Dataset items
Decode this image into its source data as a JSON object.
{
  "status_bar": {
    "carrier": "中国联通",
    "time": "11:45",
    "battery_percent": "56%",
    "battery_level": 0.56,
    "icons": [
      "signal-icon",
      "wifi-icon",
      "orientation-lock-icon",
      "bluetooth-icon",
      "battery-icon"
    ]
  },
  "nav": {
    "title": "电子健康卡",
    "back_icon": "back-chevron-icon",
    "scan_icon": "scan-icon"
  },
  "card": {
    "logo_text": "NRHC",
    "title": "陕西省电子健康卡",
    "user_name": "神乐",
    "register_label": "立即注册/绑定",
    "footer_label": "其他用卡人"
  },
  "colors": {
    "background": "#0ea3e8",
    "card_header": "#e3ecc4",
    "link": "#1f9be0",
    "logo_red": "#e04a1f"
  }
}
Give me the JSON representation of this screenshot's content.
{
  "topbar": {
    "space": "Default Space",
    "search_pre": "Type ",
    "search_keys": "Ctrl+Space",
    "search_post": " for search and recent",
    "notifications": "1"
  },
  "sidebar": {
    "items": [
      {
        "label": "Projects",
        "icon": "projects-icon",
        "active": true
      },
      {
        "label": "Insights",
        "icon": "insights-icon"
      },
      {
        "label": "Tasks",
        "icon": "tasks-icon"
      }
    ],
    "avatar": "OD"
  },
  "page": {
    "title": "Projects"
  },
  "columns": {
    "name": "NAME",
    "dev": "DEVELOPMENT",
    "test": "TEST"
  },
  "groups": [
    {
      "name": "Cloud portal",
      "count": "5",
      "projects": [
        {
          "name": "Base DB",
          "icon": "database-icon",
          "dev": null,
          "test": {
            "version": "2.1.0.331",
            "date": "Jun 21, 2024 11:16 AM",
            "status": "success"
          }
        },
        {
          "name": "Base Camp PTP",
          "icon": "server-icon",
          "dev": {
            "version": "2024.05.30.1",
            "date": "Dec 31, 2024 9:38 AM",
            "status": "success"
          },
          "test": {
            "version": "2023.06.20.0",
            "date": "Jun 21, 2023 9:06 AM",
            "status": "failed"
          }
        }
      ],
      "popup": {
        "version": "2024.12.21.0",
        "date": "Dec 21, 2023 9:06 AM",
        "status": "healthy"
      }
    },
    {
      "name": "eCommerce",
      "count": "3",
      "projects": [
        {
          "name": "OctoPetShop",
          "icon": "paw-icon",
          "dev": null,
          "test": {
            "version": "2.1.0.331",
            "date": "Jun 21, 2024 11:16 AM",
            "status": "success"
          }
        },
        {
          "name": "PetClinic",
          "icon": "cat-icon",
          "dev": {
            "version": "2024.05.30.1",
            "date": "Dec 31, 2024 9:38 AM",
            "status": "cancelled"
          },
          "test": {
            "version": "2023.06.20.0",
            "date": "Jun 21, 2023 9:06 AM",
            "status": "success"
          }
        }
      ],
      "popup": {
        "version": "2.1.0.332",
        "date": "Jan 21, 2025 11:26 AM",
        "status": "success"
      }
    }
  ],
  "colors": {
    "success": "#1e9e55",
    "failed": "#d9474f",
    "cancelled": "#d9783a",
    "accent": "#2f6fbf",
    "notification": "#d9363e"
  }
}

▸ TASK TO COMPLETE
Check each line of the records above for "this", and copy those that have it.

▸ RESPONSE BELOW
Decode this image into its source data as a JSON object.
Give me the JSON representation of this screenshot's content.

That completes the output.